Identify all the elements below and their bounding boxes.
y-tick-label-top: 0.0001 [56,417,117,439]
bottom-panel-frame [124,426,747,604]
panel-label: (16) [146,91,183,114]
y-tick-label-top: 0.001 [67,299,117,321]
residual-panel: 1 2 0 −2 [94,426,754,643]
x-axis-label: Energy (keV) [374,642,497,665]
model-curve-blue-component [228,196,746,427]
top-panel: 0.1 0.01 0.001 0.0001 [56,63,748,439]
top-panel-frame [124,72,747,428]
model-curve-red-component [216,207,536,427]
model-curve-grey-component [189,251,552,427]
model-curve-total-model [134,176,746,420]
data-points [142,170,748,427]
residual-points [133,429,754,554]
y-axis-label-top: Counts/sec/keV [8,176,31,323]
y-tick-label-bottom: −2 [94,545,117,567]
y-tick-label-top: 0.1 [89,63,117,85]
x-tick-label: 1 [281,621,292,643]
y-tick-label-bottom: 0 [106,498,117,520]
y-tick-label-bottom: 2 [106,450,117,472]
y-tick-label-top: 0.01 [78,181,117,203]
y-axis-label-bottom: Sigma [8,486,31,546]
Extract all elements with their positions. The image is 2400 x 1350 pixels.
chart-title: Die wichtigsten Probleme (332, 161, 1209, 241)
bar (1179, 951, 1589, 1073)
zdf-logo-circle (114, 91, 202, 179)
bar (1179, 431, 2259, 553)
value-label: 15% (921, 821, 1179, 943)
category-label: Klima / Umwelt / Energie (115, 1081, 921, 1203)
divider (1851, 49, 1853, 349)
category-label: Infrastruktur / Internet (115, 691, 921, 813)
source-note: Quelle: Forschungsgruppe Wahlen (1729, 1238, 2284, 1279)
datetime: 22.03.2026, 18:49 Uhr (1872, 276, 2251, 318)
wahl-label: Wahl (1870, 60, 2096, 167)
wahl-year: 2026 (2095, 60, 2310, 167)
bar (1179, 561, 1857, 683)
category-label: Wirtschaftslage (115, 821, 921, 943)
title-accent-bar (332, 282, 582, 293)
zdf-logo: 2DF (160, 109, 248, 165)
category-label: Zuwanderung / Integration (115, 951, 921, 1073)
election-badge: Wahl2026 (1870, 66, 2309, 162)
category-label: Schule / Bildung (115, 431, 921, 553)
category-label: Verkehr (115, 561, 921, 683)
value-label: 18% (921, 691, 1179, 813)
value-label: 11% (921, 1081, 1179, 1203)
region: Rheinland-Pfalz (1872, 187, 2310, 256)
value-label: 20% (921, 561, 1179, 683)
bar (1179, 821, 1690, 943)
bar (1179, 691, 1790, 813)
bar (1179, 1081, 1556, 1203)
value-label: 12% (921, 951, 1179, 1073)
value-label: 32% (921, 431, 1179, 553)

INSTRUCTIONS TO FOLLOW
Set down every line of the material above, reproducing each one without alteration.

WORKED SOLUTION
Identify all the elements below and their bounding boxes.
y-tick-label-top: 0.0001 [56,417,117,439]
bottom-panel-frame [124,426,747,604]
panel-label: (16) [146,91,183,114]
y-tick-label-top: 0.001 [67,299,117,321]
residual-panel: 1 2 0 −2 [94,426,754,643]
x-axis-label: Energy (keV) [374,642,497,665]
model-curve-blue-component [228,196,746,427]
top-panel: 0.1 0.01 0.001 0.0001 [56,63,748,439]
top-panel-frame [124,72,747,428]
model-curve-red-component [216,207,536,427]
model-curve-grey-component [189,251,552,427]
model-curve-total-model [134,176,746,420]
data-points [142,170,748,427]
residual-points [133,429,754,554]
y-axis-label-top: Counts/sec/keV [8,176,31,323]
y-tick-label-bottom: −2 [94,545,117,567]
y-tick-label-top: 0.1 [89,63,117,85]
x-tick-label: 1 [281,621,292,643]
y-tick-label-bottom: 0 [106,498,117,520]
y-tick-label-bottom: 2 [106,450,117,472]
y-tick-label-top: 0.01 [78,181,117,203]
y-axis-label-bottom: Sigma [8,486,31,546]
Extract all elements with their positions. The image is 2400 x 1350 pixels.
chart-title: Die wichtigsten Probleme (332, 161, 1209, 241)
bar (1179, 951, 1589, 1073)
zdf-logo-circle (114, 91, 202, 179)
bar (1179, 431, 2259, 553)
value-label: 15% (921, 821, 1179, 943)
category-label: Klima / Umwelt / Energie (115, 1081, 921, 1203)
divider (1851, 49, 1853, 349)
category-label: Infrastruktur / Internet (115, 691, 921, 813)
source-note: Quelle: Forschungsgruppe Wahlen (1729, 1238, 2284, 1279)
datetime: 22.03.2026, 18:49 Uhr (1872, 276, 2251, 318)
wahl-label: Wahl (1870, 60, 2096, 167)
wahl-year: 2026 (2095, 60, 2310, 167)
bar (1179, 561, 1857, 683)
category-label: Wirtschaftslage (115, 821, 921, 943)
title-accent-bar (332, 282, 582, 293)
zdf-logo: 2DF (160, 109, 248, 165)
category-label: Zuwanderung / Integration (115, 951, 921, 1073)
election-badge: Wahl2026 (1870, 66, 2309, 162)
category-label: Schule / Bildung (115, 431, 921, 553)
category-label: Verkehr (115, 561, 921, 683)
value-label: 18% (921, 691, 1179, 813)
value-label: 11% (921, 1081, 1179, 1203)
region: Rheinland-Pfalz (1872, 187, 2310, 256)
value-label: 20% (921, 561, 1179, 683)
bar (1179, 821, 1690, 943)
bar (1179, 691, 1790, 813)
bar (1179, 1081, 1556, 1203)
value-label: 12% (921, 951, 1179, 1073)
value-label: 32% (921, 431, 1179, 553)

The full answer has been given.